Reproduce the items word for word, from the first line through the line that contains "timestamp-time: 09:00h: [139, 169, 178, 179]", including both of those lines.

● **Working data**:
————

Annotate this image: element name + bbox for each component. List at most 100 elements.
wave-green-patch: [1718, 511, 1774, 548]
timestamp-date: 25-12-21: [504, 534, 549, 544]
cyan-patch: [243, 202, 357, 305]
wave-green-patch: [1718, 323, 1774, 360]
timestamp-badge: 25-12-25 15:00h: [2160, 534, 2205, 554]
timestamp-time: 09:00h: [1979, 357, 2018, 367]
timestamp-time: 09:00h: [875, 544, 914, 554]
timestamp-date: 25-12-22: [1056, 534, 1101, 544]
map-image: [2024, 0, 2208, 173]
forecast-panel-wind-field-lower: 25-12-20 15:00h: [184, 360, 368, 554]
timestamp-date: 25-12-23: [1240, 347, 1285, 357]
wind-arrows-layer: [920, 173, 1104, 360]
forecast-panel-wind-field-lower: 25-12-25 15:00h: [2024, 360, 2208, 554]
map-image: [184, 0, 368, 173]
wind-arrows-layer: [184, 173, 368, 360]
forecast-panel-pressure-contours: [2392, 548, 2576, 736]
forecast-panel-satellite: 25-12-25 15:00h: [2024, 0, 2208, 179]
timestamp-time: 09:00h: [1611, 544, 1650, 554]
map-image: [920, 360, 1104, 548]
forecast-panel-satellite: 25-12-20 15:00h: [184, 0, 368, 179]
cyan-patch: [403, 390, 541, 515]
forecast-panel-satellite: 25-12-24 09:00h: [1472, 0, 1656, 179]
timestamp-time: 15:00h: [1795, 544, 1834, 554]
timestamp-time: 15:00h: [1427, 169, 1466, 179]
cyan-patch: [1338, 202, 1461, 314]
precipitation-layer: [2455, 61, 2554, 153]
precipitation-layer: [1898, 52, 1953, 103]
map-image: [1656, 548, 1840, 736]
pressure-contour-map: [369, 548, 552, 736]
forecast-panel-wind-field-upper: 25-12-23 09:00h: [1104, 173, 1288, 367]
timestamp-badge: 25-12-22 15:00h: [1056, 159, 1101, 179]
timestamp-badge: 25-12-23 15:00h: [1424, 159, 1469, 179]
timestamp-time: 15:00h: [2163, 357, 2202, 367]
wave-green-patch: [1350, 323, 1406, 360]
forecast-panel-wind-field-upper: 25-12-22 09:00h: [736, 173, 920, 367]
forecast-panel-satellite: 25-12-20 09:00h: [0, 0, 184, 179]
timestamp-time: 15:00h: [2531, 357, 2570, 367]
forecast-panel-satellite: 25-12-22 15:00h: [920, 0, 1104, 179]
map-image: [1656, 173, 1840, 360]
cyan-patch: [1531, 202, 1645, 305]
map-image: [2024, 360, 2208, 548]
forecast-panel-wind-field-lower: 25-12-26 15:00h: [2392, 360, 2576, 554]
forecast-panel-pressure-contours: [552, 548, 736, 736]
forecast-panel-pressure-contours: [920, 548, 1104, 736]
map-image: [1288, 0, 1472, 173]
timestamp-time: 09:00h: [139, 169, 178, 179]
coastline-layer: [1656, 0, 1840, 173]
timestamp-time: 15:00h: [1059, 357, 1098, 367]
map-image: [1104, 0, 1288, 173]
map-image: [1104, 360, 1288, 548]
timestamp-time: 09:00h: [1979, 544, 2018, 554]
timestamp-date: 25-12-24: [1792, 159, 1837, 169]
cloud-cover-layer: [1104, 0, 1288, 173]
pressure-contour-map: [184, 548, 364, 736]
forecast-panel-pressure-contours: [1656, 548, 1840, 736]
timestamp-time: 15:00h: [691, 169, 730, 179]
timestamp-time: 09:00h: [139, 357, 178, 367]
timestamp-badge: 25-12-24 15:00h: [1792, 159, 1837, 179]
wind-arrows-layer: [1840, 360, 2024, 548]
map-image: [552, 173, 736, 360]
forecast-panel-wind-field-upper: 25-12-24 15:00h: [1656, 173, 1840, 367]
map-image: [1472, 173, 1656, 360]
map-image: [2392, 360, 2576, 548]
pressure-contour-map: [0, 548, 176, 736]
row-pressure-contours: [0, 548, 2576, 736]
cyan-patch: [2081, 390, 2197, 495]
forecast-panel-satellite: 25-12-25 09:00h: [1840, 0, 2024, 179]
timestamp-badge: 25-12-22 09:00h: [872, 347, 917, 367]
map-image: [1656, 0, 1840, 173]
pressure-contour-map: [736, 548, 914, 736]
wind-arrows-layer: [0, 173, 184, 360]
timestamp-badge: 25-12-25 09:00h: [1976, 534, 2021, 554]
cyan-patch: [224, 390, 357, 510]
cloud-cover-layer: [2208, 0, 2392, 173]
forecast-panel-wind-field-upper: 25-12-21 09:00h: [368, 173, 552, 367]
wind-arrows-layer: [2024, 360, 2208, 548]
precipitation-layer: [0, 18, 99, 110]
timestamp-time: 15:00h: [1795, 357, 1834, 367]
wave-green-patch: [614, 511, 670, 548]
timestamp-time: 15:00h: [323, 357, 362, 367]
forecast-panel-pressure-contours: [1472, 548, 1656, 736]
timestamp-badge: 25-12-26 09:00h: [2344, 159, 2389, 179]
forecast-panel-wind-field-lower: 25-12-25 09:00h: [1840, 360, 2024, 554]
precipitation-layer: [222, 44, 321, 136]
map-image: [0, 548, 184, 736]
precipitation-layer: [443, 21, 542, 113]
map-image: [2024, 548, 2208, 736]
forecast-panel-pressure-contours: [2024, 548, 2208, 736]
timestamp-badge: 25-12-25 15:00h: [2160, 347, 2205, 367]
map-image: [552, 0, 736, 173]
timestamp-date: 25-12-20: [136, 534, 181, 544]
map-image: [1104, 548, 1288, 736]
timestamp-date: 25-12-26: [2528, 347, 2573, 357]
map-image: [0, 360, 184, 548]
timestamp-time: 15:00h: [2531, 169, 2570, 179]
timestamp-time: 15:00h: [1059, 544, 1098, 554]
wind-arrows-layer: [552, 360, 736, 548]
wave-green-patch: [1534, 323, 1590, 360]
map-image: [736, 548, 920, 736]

————

● **Exercise answer**:
Annotate this image: element name + bbox for each component. List at most 100 elements.
wave-green-patch: [1718, 511, 1774, 548]
timestamp-date: 25-12-21: [504, 534, 549, 544]
cyan-patch: [243, 202, 357, 305]
wave-green-patch: [1718, 323, 1774, 360]
timestamp-badge: 25-12-25 15:00h: [2160, 534, 2205, 554]
timestamp-time: 09:00h: [1979, 357, 2018, 367]
timestamp-time: 09:00h: [875, 544, 914, 554]
timestamp-date: 25-12-22: [1056, 534, 1101, 544]
map-image: [2024, 0, 2208, 173]
forecast-panel-wind-field-lower: 25-12-20 15:00h: [184, 360, 368, 554]
timestamp-date: 25-12-23: [1240, 347, 1285, 357]
wind-arrows-layer: [920, 173, 1104, 360]
forecast-panel-wind-field-lower: 25-12-25 15:00h: [2024, 360, 2208, 554]
map-image: [184, 0, 368, 173]
wind-arrows-layer: [184, 173, 368, 360]
forecast-panel-pressure-contours: [2392, 548, 2576, 736]
forecast-panel-satellite: 25-12-25 15:00h: [2024, 0, 2208, 179]
timestamp-time: 09:00h: [1611, 544, 1650, 554]
map-image: [920, 360, 1104, 548]
forecast-panel-satellite: 25-12-20 15:00h: [184, 0, 368, 179]
cyan-patch: [403, 390, 541, 515]
forecast-panel-satellite: 25-12-24 09:00h: [1472, 0, 1656, 179]
timestamp-time: 15:00h: [1795, 544, 1834, 554]
timestamp-time: 15:00h: [1427, 169, 1466, 179]
cyan-patch: [1338, 202, 1461, 314]
precipitation-layer: [2455, 61, 2554, 153]
precipitation-layer: [1898, 52, 1953, 103]
map-image: [1656, 548, 1840, 736]
pressure-contour-map: [369, 548, 552, 736]
forecast-panel-wind-field-upper: 25-12-23 09:00h: [1104, 173, 1288, 367]
timestamp-badge: 25-12-22 15:00h: [1056, 159, 1101, 179]
timestamp-badge: 25-12-23 15:00h: [1424, 159, 1469, 179]
timestamp-time: 15:00h: [2163, 357, 2202, 367]
wave-green-patch: [1350, 323, 1406, 360]
forecast-panel-wind-field-upper: 25-12-22 09:00h: [736, 173, 920, 367]
forecast-panel-satellite: 25-12-20 09:00h: [0, 0, 184, 179]
timestamp-time: 15:00h: [2531, 357, 2570, 367]
forecast-panel-satellite: 25-12-22 15:00h: [920, 0, 1104, 179]
map-image: [1656, 173, 1840, 360]
cyan-patch: [1531, 202, 1645, 305]
map-image: [2024, 360, 2208, 548]
forecast-panel-wind-field-lower: 25-12-26 15:00h: [2392, 360, 2576, 554]
forecast-panel-pressure-contours: [552, 548, 736, 736]
forecast-panel-pressure-contours: [920, 548, 1104, 736]
map-image: [1288, 0, 1472, 173]
timestamp-time: 09:00h: [139, 169, 178, 179]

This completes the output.